GIVEN INSTRUCTION
Report back each line of the records that contains the string "Tagi".

>>

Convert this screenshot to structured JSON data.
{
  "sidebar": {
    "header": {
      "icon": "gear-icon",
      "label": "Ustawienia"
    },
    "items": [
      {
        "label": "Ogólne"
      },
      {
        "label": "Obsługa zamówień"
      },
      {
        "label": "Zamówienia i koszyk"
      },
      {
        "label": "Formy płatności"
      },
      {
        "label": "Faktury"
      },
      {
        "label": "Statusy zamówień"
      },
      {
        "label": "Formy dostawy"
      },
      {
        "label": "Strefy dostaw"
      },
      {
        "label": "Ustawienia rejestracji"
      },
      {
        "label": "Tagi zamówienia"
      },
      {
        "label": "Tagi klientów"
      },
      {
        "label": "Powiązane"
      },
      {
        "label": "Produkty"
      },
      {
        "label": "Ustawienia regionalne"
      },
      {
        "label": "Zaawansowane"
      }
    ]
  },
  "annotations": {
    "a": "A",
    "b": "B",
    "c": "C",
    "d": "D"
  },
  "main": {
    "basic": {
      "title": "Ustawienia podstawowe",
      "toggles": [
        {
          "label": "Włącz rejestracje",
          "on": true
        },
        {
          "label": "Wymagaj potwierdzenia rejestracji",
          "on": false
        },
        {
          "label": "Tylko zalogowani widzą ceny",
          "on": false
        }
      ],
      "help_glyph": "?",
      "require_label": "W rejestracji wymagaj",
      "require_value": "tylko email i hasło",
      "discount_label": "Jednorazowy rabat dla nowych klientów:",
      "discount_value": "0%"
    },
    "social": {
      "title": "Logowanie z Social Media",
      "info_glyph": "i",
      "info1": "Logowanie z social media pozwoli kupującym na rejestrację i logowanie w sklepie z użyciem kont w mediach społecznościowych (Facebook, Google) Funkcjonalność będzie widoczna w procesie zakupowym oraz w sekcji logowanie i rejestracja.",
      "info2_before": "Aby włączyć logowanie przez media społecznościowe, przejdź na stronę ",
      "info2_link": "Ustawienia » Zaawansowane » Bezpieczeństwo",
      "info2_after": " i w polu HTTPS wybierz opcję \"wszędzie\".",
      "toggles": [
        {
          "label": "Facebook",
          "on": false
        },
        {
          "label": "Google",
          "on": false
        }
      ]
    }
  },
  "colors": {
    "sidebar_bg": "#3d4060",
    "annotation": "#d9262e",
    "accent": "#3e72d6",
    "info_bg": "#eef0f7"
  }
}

<<

OUTPUT BELOW
        "label": "Tagi zamówienia"
        "label": "Tagi klientów"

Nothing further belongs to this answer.